----- Records for this exercise

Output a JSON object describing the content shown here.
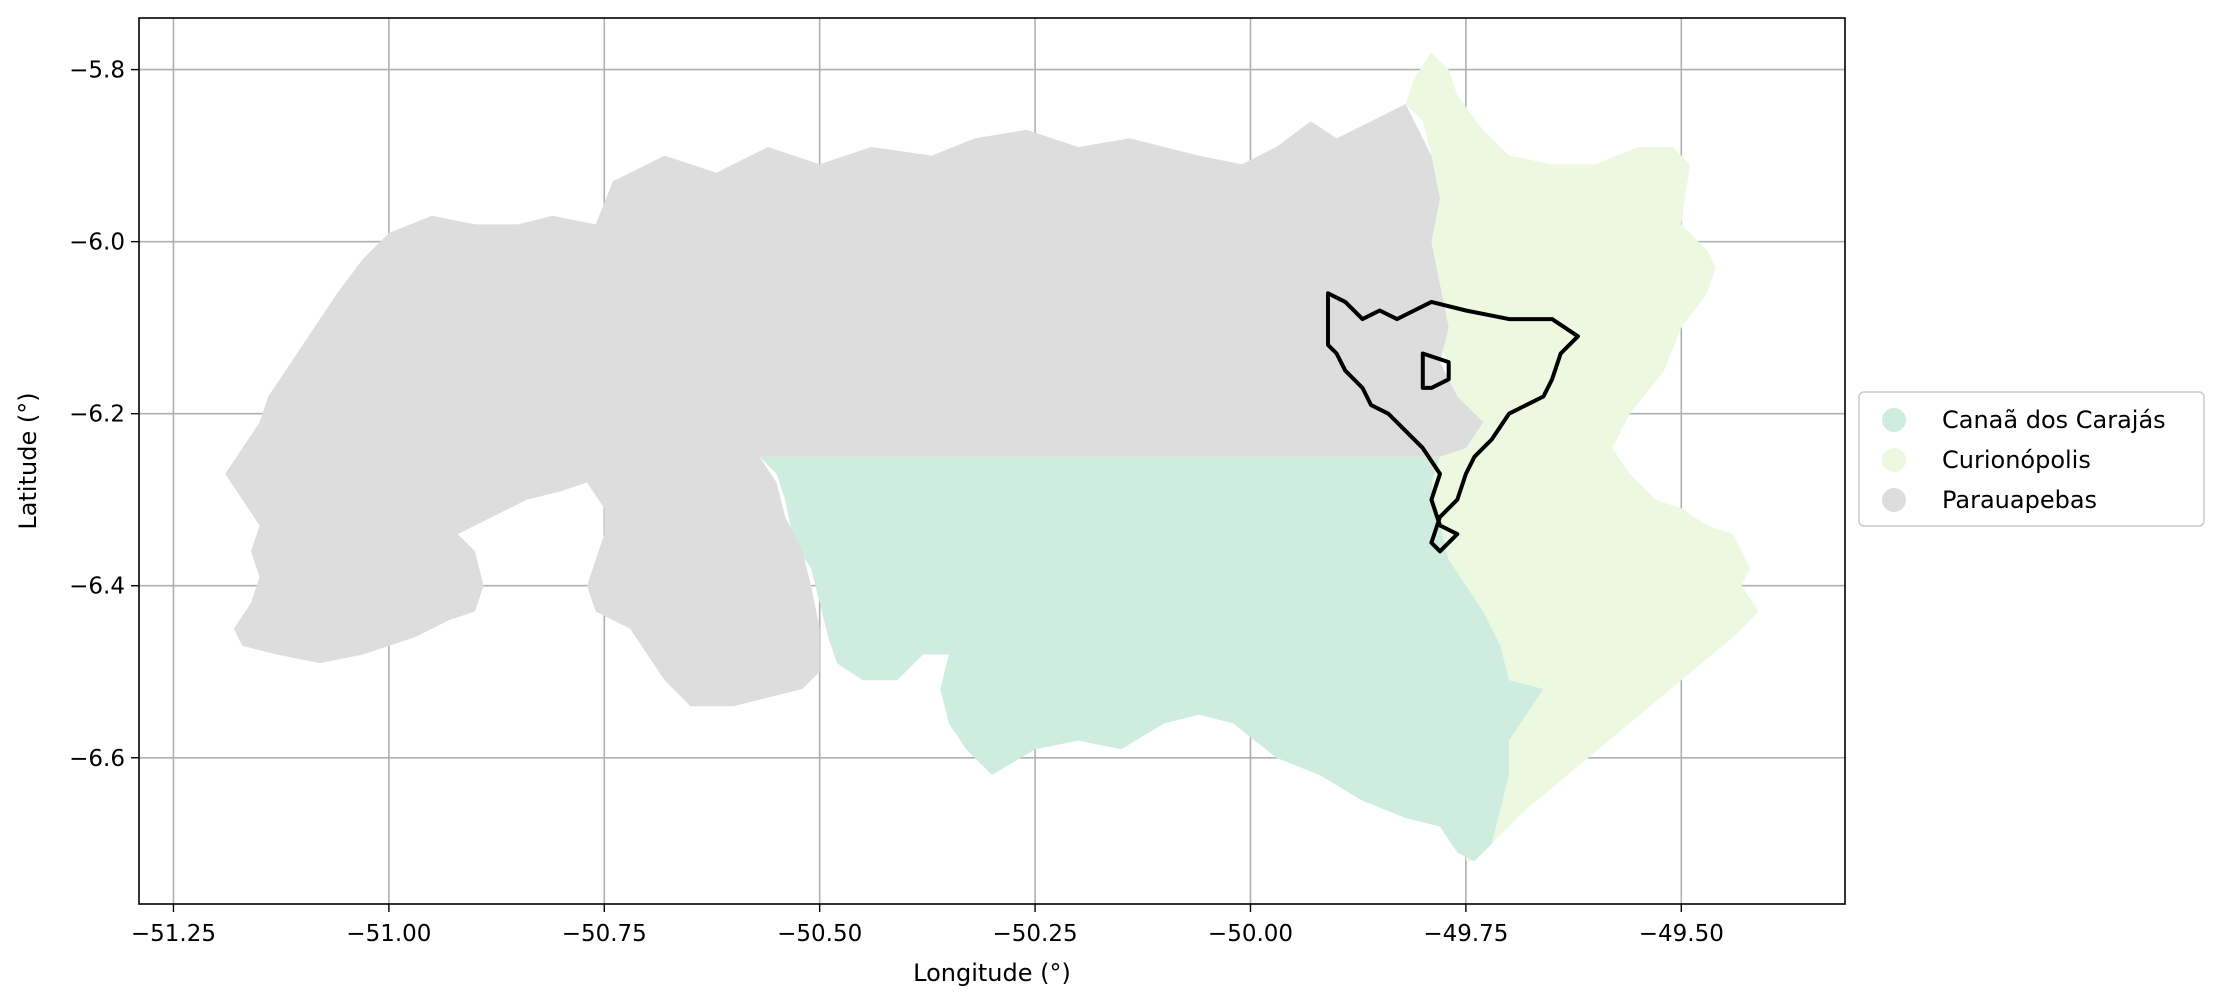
{
  "chart_data": {
    "type": "map",
    "xlabel": "Longitude (°)",
    "ylabel": "Latitude (°)",
    "xlim": [
      -51.29,
      -49.31
    ],
    "ylim": [
      -6.77,
      -5.74
    ],
    "grid": true,
    "legend_placement": "center-right",
    "x_ticks": [
      {
        "value": -51.25,
        "label": "−51.25"
      },
      {
        "value": -51.0,
        "label": "−51.00"
      },
      {
        "value": -50.75,
        "label": "−50.75"
      },
      {
        "value": -50.5,
        "label": "−50.50"
      },
      {
        "value": -50.25,
        "label": "−50.25"
      },
      {
        "value": -50.0,
        "label": "−50.00"
      },
      {
        "value": -49.75,
        "label": "−49.75"
      },
      {
        "value": -49.5,
        "label": "−49.50"
      }
    ],
    "y_ticks": [
      {
        "value": -5.8,
        "label": "−5.8"
      },
      {
        "value": -6.0,
        "label": "−6.0"
      },
      {
        "value": -6.2,
        "label": "−6.2"
      },
      {
        "value": -6.4,
        "label": "−6.4"
      },
      {
        "value": -6.6,
        "label": "−6.6"
      }
    ],
    "regions": [
      {
        "name": "Curionópolis",
        "color": "#edf8e0",
        "outline": [
          [
            -49.81,
            -5.81
          ],
          [
            -49.79,
            -5.78
          ],
          [
            -49.77,
            -5.8
          ],
          [
            -49.76,
            -5.83
          ],
          [
            -49.73,
            -5.87
          ],
          [
            -49.7,
            -5.9
          ],
          [
            -49.65,
            -5.91
          ],
          [
            -49.6,
            -5.91
          ],
          [
            -49.55,
            -5.89
          ],
          [
            -49.51,
            -5.89
          ],
          [
            -49.49,
            -5.91
          ],
          [
            -49.5,
            -5.98
          ],
          [
            -49.47,
            -6.01
          ],
          [
            -49.46,
            -6.03
          ],
          [
            -49.47,
            -6.06
          ],
          [
            -49.5,
            -6.1
          ],
          [
            -49.52,
            -6.15
          ],
          [
            -49.56,
            -6.2
          ],
          [
            -49.58,
            -6.24
          ],
          [
            -49.56,
            -6.27
          ],
          [
            -49.53,
            -6.3
          ],
          [
            -49.5,
            -6.31
          ],
          [
            -49.47,
            -6.33
          ],
          [
            -49.44,
            -6.34
          ],
          [
            -49.43,
            -6.36
          ],
          [
            -49.42,
            -6.38
          ],
          [
            -49.43,
            -6.4
          ],
          [
            -49.41,
            -6.43
          ],
          [
            -49.44,
            -6.46
          ],
          [
            -49.5,
            -6.51
          ],
          [
            -49.56,
            -6.56
          ],
          [
            -49.62,
            -6.61
          ],
          [
            -49.68,
            -6.66
          ],
          [
            -49.74,
            -6.72
          ],
          [
            -49.75,
            -6.72
          ],
          [
            -49.75,
            -6.69
          ],
          [
            -49.73,
            -6.66
          ],
          [
            -49.72,
            -6.63
          ],
          [
            -49.71,
            -6.58
          ],
          [
            -49.7,
            -6.54
          ],
          [
            -49.71,
            -6.51
          ],
          [
            -49.73,
            -6.47
          ],
          [
            -49.74,
            -6.44
          ],
          [
            -49.76,
            -6.41
          ],
          [
            -49.78,
            -6.38
          ],
          [
            -49.79,
            -6.33
          ],
          [
            -49.8,
            -6.28
          ],
          [
            -49.78,
            -6.25
          ],
          [
            -49.77,
            -6.22
          ],
          [
            -49.78,
            -6.19
          ],
          [
            -49.77,
            -6.14
          ],
          [
            -49.79,
            -6.1
          ],
          [
            -49.78,
            -6.05
          ],
          [
            -49.79,
            -6.0
          ],
          [
            -49.78,
            -5.95
          ],
          [
            -49.79,
            -5.9
          ],
          [
            -49.8,
            -5.86
          ],
          [
            -49.82,
            -5.84
          ]
        ]
      },
      {
        "name": "Canaã dos Carajás",
        "color": "#cfece0",
        "outline": [
          [
            -50.57,
            -6.25
          ],
          [
            -49.78,
            -6.25
          ],
          [
            -49.79,
            -6.28
          ],
          [
            -49.78,
            -6.33
          ],
          [
            -49.77,
            -6.37
          ],
          [
            -49.75,
            -6.4
          ],
          [
            -49.73,
            -6.43
          ],
          [
            -49.71,
            -6.47
          ],
          [
            -49.7,
            -6.51
          ],
          [
            -49.66,
            -6.52
          ],
          [
            -49.68,
            -6.55
          ],
          [
            -49.7,
            -6.58
          ],
          [
            -49.7,
            -6.62
          ],
          [
            -49.71,
            -6.66
          ],
          [
            -49.72,
            -6.7
          ],
          [
            -49.74,
            -6.72
          ],
          [
            -49.76,
            -6.71
          ],
          [
            -49.78,
            -6.68
          ],
          [
            -49.82,
            -6.67
          ],
          [
            -49.87,
            -6.65
          ],
          [
            -49.92,
            -6.62
          ],
          [
            -49.97,
            -6.6
          ],
          [
            -50.02,
            -6.56
          ],
          [
            -50.06,
            -6.55
          ],
          [
            -50.1,
            -6.56
          ],
          [
            -50.15,
            -6.59
          ],
          [
            -50.2,
            -6.58
          ],
          [
            -50.25,
            -6.59
          ],
          [
            -50.3,
            -6.62
          ],
          [
            -50.33,
            -6.59
          ],
          [
            -50.35,
            -6.56
          ],
          [
            -50.36,
            -6.52
          ],
          [
            -50.35,
            -6.48
          ],
          [
            -50.38,
            -6.48
          ],
          [
            -50.41,
            -6.51
          ],
          [
            -50.45,
            -6.51
          ],
          [
            -50.48,
            -6.49
          ],
          [
            -50.49,
            -6.46
          ],
          [
            -50.5,
            -6.42
          ],
          [
            -50.51,
            -6.38
          ],
          [
            -50.53,
            -6.35
          ],
          [
            -50.54,
            -6.3
          ],
          [
            -50.55,
            -6.27
          ]
        ]
      },
      {
        "name": "Parauapebas",
        "color": "#dddddd",
        "outline": [
          [
            -51.17,
            -6.47
          ],
          [
            -51.13,
            -6.48
          ],
          [
            -51.08,
            -6.49
          ],
          [
            -51.03,
            -6.48
          ],
          [
            -50.97,
            -6.46
          ],
          [
            -50.93,
            -6.44
          ],
          [
            -50.9,
            -6.43
          ],
          [
            -50.89,
            -6.4
          ],
          [
            -50.9,
            -6.36
          ],
          [
            -50.92,
            -6.34
          ],
          [
            -50.88,
            -6.32
          ],
          [
            -50.84,
            -6.3
          ],
          [
            -50.8,
            -6.29
          ],
          [
            -50.77,
            -6.28
          ],
          [
            -50.75,
            -6.31
          ],
          [
            -50.75,
            -6.34
          ],
          [
            -50.76,
            -6.37
          ],
          [
            -50.77,
            -6.4
          ],
          [
            -50.76,
            -6.43
          ],
          [
            -50.72,
            -6.45
          ],
          [
            -50.7,
            -6.48
          ],
          [
            -50.68,
            -6.51
          ],
          [
            -50.65,
            -6.54
          ],
          [
            -50.6,
            -6.54
          ],
          [
            -50.56,
            -6.53
          ],
          [
            -50.52,
            -6.52
          ],
          [
            -50.5,
            -6.5
          ],
          [
            -50.5,
            -6.45
          ],
          [
            -50.51,
            -6.4
          ],
          [
            -50.52,
            -6.36
          ],
          [
            -50.54,
            -6.32
          ],
          [
            -50.55,
            -6.28
          ],
          [
            -50.57,
            -6.25
          ],
          [
            -49.78,
            -6.25
          ],
          [
            -49.75,
            -6.24
          ],
          [
            -49.73,
            -6.21
          ],
          [
            -49.76,
            -6.18
          ],
          [
            -49.78,
            -6.14
          ],
          [
            -49.77,
            -6.1
          ],
          [
            -49.78,
            -6.05
          ],
          [
            -49.79,
            -6.0
          ],
          [
            -49.78,
            -5.95
          ],
          [
            -49.79,
            -5.9
          ],
          [
            -49.81,
            -5.86
          ],
          [
            -49.82,
            -5.84
          ],
          [
            -49.86,
            -5.86
          ],
          [
            -49.9,
            -5.88
          ],
          [
            -49.93,
            -5.86
          ],
          [
            -49.97,
            -5.89
          ],
          [
            -50.01,
            -5.91
          ],
          [
            -50.06,
            -5.9
          ],
          [
            -50.1,
            -5.89
          ],
          [
            -50.14,
            -5.88
          ],
          [
            -50.2,
            -5.89
          ],
          [
            -50.26,
            -5.87
          ],
          [
            -50.32,
            -5.88
          ],
          [
            -50.37,
            -5.9
          ],
          [
            -50.44,
            -5.89
          ],
          [
            -50.5,
            -5.91
          ],
          [
            -50.56,
            -5.89
          ],
          [
            -50.62,
            -5.92
          ],
          [
            -50.68,
            -5.9
          ],
          [
            -50.74,
            -5.93
          ],
          [
            -50.76,
            -5.98
          ],
          [
            -50.81,
            -5.97
          ],
          [
            -50.85,
            -5.98
          ],
          [
            -50.9,
            -5.98
          ],
          [
            -50.95,
            -5.97
          ],
          [
            -51.0,
            -5.99
          ],
          [
            -51.03,
            -6.02
          ],
          [
            -51.06,
            -6.06
          ],
          [
            -51.08,
            -6.09
          ],
          [
            -51.1,
            -6.12
          ],
          [
            -51.12,
            -6.15
          ],
          [
            -51.14,
            -6.18
          ],
          [
            -51.15,
            -6.21
          ],
          [
            -51.17,
            -6.24
          ],
          [
            -51.19,
            -6.27
          ],
          [
            -51.17,
            -6.3
          ],
          [
            -51.15,
            -6.33
          ],
          [
            -51.16,
            -6.36
          ],
          [
            -51.15,
            -6.39
          ],
          [
            -51.16,
            -6.42
          ],
          [
            -51.18,
            -6.45
          ]
        ]
      }
    ],
    "boundary_lines": [
      {
        "name": "outer-boundary",
        "color": "#000000",
        "points": [
          [
            -49.91,
            -6.06
          ],
          [
            -49.89,
            -6.07
          ],
          [
            -49.87,
            -6.09
          ],
          [
            -49.85,
            -6.08
          ],
          [
            -49.83,
            -6.09
          ],
          [
            -49.81,
            -6.08
          ],
          [
            -49.79,
            -6.07
          ],
          [
            -49.75,
            -6.08
          ],
          [
            -49.7,
            -6.09
          ],
          [
            -49.65,
            -6.09
          ],
          [
            -49.62,
            -6.11
          ],
          [
            -49.64,
            -6.13
          ],
          [
            -49.65,
            -6.16
          ],
          [
            -49.66,
            -6.18
          ],
          [
            -49.68,
            -6.19
          ],
          [
            -49.7,
            -6.2
          ],
          [
            -49.72,
            -6.23
          ],
          [
            -49.74,
            -6.25
          ],
          [
            -49.75,
            -6.27
          ],
          [
            -49.76,
            -6.3
          ],
          [
            -49.78,
            -6.32
          ],
          [
            -49.79,
            -6.35
          ],
          [
            -49.78,
            -6.36
          ],
          [
            -49.76,
            -6.34
          ],
          [
            -49.78,
            -6.33
          ],
          [
            -49.79,
            -6.3
          ],
          [
            -49.78,
            -6.27
          ],
          [
            -49.8,
            -6.24
          ],
          [
            -49.82,
            -6.22
          ],
          [
            -49.84,
            -6.2
          ],
          [
            -49.86,
            -6.19
          ],
          [
            -49.87,
            -6.17
          ],
          [
            -49.89,
            -6.15
          ],
          [
            -49.9,
            -6.13
          ],
          [
            -49.91,
            -6.12
          ],
          [
            -49.91,
            -6.09
          ]
        ]
      },
      {
        "name": "inner-boundary",
        "color": "#000000",
        "points": [
          [
            -49.8,
            -6.13
          ],
          [
            -49.77,
            -6.14
          ],
          [
            -49.77,
            -6.16
          ],
          [
            -49.79,
            -6.17
          ],
          [
            -49.8,
            -6.17
          ]
        ]
      }
    ],
    "legend": [
      {
        "label": "Canaã dos Carajás",
        "color": "#cfece0"
      },
      {
        "label": "Curionópolis",
        "color": "#edf8e0"
      },
      {
        "label": "Parauapebas",
        "color": "#dddddd"
      }
    ]
  }
}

----------

Aim » Return only those lines of the records that contain the string "color".

Full output »
        "color": "#edf8e0",
        "color": "#cfece0",
        "color": "#dddddd",
        "color": "#000000",
        "color": "#000000",
        "color": "#cfece0"
        "color": "#edf8e0"
        "color": "#dddddd"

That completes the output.